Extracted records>
◆ ◆ ◆ ◆
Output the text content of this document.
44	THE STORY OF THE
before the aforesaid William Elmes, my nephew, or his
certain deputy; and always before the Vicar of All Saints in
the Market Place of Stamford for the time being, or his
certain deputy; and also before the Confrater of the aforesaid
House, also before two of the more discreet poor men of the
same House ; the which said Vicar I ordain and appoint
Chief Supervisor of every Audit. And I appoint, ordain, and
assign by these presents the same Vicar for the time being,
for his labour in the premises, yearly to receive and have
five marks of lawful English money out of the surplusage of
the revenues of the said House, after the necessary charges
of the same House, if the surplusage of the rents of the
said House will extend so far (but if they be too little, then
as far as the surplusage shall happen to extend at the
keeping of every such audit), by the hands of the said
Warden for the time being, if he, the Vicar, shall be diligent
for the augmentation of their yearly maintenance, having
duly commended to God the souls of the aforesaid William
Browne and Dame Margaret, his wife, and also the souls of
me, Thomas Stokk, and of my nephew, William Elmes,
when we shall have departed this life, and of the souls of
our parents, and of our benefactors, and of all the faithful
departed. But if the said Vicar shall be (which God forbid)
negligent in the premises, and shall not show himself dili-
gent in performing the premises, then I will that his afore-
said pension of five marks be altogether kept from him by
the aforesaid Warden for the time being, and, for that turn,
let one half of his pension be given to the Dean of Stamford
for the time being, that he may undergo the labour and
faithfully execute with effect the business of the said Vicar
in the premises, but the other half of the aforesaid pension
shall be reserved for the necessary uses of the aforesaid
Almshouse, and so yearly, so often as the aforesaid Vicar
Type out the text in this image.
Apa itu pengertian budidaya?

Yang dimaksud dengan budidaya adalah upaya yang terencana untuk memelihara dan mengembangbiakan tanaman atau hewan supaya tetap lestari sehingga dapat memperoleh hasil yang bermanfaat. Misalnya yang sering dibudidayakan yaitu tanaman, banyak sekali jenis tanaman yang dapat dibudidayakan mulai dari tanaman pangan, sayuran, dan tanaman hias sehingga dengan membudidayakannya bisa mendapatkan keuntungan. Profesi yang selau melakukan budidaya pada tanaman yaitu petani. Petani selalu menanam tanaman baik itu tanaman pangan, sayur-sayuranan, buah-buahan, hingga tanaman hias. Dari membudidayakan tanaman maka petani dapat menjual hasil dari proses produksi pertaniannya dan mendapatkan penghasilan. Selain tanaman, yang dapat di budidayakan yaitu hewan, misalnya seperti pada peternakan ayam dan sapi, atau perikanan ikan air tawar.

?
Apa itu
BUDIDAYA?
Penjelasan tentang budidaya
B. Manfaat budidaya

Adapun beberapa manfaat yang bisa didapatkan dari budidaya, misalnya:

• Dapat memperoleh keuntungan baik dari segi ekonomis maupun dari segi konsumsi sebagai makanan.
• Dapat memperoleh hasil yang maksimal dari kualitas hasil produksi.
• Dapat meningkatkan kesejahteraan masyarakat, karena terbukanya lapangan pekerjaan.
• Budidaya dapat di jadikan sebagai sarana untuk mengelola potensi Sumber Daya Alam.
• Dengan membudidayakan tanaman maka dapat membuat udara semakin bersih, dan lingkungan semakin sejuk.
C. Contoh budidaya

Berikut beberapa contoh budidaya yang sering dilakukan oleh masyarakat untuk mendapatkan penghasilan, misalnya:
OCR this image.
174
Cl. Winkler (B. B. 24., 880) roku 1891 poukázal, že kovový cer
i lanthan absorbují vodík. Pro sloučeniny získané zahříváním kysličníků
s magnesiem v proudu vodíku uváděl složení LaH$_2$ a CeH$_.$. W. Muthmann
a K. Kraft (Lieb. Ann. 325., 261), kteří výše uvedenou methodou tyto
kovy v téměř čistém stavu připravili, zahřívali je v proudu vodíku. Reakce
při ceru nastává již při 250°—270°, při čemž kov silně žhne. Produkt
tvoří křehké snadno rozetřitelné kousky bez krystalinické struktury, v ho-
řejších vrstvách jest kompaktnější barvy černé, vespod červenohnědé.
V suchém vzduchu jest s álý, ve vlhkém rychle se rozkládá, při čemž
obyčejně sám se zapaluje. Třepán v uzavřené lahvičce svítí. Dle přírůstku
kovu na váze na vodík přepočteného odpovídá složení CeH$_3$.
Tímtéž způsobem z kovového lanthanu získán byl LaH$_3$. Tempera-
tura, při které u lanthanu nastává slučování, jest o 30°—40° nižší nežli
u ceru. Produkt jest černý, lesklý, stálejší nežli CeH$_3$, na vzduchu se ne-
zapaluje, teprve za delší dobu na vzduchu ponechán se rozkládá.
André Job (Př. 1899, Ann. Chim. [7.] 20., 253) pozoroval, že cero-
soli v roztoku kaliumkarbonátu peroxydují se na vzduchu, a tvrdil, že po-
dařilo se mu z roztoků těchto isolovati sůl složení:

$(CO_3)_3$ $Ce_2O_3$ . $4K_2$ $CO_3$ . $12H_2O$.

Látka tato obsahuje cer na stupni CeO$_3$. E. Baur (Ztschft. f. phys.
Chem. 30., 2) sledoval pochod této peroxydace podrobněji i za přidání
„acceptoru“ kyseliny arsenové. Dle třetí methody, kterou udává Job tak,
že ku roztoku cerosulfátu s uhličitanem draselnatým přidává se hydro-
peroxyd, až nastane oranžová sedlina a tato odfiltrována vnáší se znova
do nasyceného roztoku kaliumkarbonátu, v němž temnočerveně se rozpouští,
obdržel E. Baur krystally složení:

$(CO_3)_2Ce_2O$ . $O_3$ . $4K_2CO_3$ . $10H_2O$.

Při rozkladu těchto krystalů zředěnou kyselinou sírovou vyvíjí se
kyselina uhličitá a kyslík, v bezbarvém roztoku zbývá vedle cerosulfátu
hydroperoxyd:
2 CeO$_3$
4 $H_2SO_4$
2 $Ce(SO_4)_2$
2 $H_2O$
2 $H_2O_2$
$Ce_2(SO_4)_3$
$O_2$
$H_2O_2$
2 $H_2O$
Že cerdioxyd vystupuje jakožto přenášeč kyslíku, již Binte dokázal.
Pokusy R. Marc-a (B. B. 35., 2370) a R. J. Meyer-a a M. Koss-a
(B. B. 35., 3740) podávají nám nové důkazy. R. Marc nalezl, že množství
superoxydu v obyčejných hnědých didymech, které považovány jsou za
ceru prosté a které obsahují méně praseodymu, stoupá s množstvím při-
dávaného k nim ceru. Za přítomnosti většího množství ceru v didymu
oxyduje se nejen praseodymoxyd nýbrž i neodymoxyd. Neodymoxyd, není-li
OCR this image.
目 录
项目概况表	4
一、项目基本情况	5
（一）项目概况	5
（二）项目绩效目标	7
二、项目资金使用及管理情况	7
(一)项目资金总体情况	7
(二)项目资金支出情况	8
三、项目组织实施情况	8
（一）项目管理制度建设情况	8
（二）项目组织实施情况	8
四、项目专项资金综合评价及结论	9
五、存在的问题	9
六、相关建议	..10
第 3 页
◆ ◆ ◆ ◆
WRITTEN TASK>
Your task is to quote the listing above word for word.

RESULT FOR THIS EXERCISE>
Output the text content of this document.
44	THE STORY OF THE
before the aforesaid William Elmes, my nephew, or his
certain deputy; and always before the Vicar of All Saints in
the Market Place of Stamford for the time being, or his
certain deputy; and also before the Confrater of the aforesaid
House, also before two of the more discreet poor men of the
same House ; the which said Vicar I ordain and appoint
Chief Supervisor of every Audit. And I appoint, ordain, and
assign by these presents the same Vicar for the time being,
for his labour in the premises, yearly to receive and have
five marks of lawful English money out of the surplusage of
the revenues of the said House, after the necessary charges
of the same House, if the surplusage of the rents of the
said House will extend so far (but if they be too little, then
as far as the surplusage shall happen to extend at the
keeping of every such audit), by the hands of the said
Warden for the time being, if he, the Vicar, shall be diligent
for the augmentation of their yearly maintenance, having
duly commended to God the souls of the aforesaid William
Browne and Dame Margaret, his wife, and also the souls of
me, Thomas Stokk, and of my nephew, William Elmes,
when we shall have departed this life, and of the souls of
our parents, and of our benefactors, and of all the faithful
departed. But if the said Vicar shall be (which God forbid)
negligent in the premises, and shall not show himself dili-
gent in performing the premises, then I will that his afore-
said pension of five marks be altogether kept from him by
the aforesaid Warden for the time being, and, for that turn,
let one half of his pension be given to the Dean of Stamford
for the time being, that he may undergo the labour and
faithfully execute with effect the business of the said Vicar
in the premises, but the other half of the aforesaid pension
shall be reserved for the necessary uses of the aforesaid
Almshouse, and so yearly, so often as the aforesaid Vicar
Type out the text in this image.
Apa itu pengertian budidaya?

Yang dimaksud dengan budidaya adalah upaya yang terencana untuk memelihara dan mengembangbiakan tanaman atau hewan supaya tetap lestari sehingga dapat memperoleh hasil yang bermanfaat. Misalnya yang sering dibudidayakan yaitu tanaman, banyak sekali jenis tanaman yang dapat dibudidayakan mulai dari tanaman pangan, sayuran, dan tanaman hias sehingga dengan membudidayakannya bisa mendapatkan keuntungan. Profesi yang selau melakukan budidaya pada tanaman yaitu petani. Petani selalu menanam tanaman baik itu tanaman pangan, sayur-sayuranan, buah-buahan, hingga tanaman hias. Dari membudidayakan tanaman maka petani dapat menjual hasil dari proses produksi pertaniannya dan mendapatkan penghasilan. Selain tanaman, yang dapat di budidayakan yaitu hewan, misalnya seperti pada peternakan ayam dan sapi, atau perikanan ikan air tawar.

?
Apa itu
BUDIDAYA?
Penjelasan tentang budidaya
B. Manfaat budidaya

Adapun beberapa manfaat yang bisa didapatkan dari budidaya, misalnya:

• Dapat memperoleh keuntungan baik dari segi ekonomis maupun dari segi konsumsi sebagai makanan.
• Dapat memperoleh hasil yang maksimal dari kualitas hasil produksi.
• Dapat meningkatkan kesejahteraan masyarakat, karena terbukanya lapangan pekerjaan.
• Budidaya dapat di jadikan sebagai sarana untuk mengelola potensi Sumber Daya Alam.
• Dengan membudidayakan tanaman maka dapat membuat udara semakin bersih, dan lingkungan semakin sejuk.
C. Contoh budidaya

Berikut beberapa contoh budidaya yang sering dilakukan oleh masyarakat untuk mendapatkan penghasilan, misalnya:
OCR this image.
174
Cl. Winkler (B. B. 24., 880) roku 1891 poukázal, že kovový cer
i lanthan absorbují vodík. Pro sloučeniny získané zahříváním kysličníků
s magnesiem v proudu vodíku uváděl složení LaH$_2$ a CeH$_.$. W. Muthmann
a K. Kraft (Lieb. Ann. 325., 261), kteří výše uvedenou methodou tyto
kovy v téměř čistém stavu připravili, zahřívali je v proudu vodíku. Reakce
při ceru nastává již při 250°—270°, při čemž kov silně žhne. Produkt
tvoří křehké snadno rozetřitelné kousky bez krystalinické struktury, v ho-
řejších vrstvách jest kompaktnější barvy černé, vespod červenohnědé.
V suchém vzduchu jest s álý, ve vlhkém rychle se rozkládá, při čemž
obyčejně sám se zapaluje. Třepán v uzavřené lahvičce svítí. Dle přírůstku
kovu na váze na vodík přepočteného odpovídá složení CeH$_3$.
Tímtéž způsobem z kovového lanthanu získán byl LaH$_3$. Tempera-
tura, při které u lanthanu nastává slučování, jest o 30°—40° nižší nežli
u ceru. Produkt jest černý, lesklý, stálejší nežli CeH$_3$, na vzduchu se ne-
zapaluje, teprve za delší dobu na vzduchu ponechán se rozkládá.
André Job (Př. 1899, Ann. Chim. [7.] 20., 253) pozoroval, že cero-
soli v roztoku kaliumkarbonátu peroxydují se na vzduchu, a tvrdil, že po-
dařilo se mu z roztoků těchto isolovati sůl složení:

$(CO_3)_3$ $Ce_2O_3$ . $4K_2$ $CO_3$ . $12H_2O$.

Látka tato obsahuje cer na stupni CeO$_3$. E. Baur (Ztschft. f. phys.
Chem. 30., 2) sledoval pochod této peroxydace podrobněji i za přidání
„acceptoru“ kyseliny arsenové. Dle třetí methody, kterou udává Job tak,
že ku roztoku cerosulfátu s uhličitanem draselnatým přidává se hydro-
peroxyd, až nastane oranžová sedlina a tato odfiltrována vnáší se znova
do nasyceného roztoku kaliumkarbonátu, v němž temnočerveně se rozpouští,
obdržel E. Baur krystally složení:

$(CO_3)_2Ce_2O$ . $O_3$ . $4K_2CO_3$ . $10H_2O$.

Při rozkladu těchto krystalů zředěnou kyselinou sírovou vyvíjí se
kyselina uhličitá a kyslík, v bezbarvém roztoku zbývá vedle cerosulfátu
hydroperoxyd:
2 CeO$_3$
4 $H_2SO_4$
2 $Ce(SO_4)_2$
2 $H_2O$
2 $H_2O_2$
$Ce_2(SO_4)_3$
$O_2$
$H_2O_2$
2 $H_2O$
Že cerdioxyd vystupuje jakožto přenášeč kyslíku, již Binte dokázal.
Pokusy R. Marc-a (B. B. 35., 2370) a R. J. Meyer-a a M. Koss-a
(B. B. 35., 3740) podávají nám nové důkazy. R. Marc nalezl, že množství
superoxydu v obyčejných hnědých didymech, které považovány jsou za
ceru prosté a které obsahují méně praseodymu, stoupá s množstvím při-
dávaného k nim ceru. Za přítomnosti většího množství ceru v didymu
oxyduje se nejen praseodymoxyd nýbrž i neodymoxyd. Neodymoxyd, není-li
OCR this image.
目 录
项目概况表	4
一、项目基本情况	5
（一）项目概况	5
（二）项目绩效目标	7
二、项目资金使用及管理情况	7
(一)项目资金总体情况	7
(二)项目资金支出情况	8
三、项目组织实施情况	8
（一）项目管理制度建设情况	8
（二）项目组织实施情况	8
四、项目专项资金综合评价及结论	9
五、存在的问题	9
六、相关建议	..10
第 3 页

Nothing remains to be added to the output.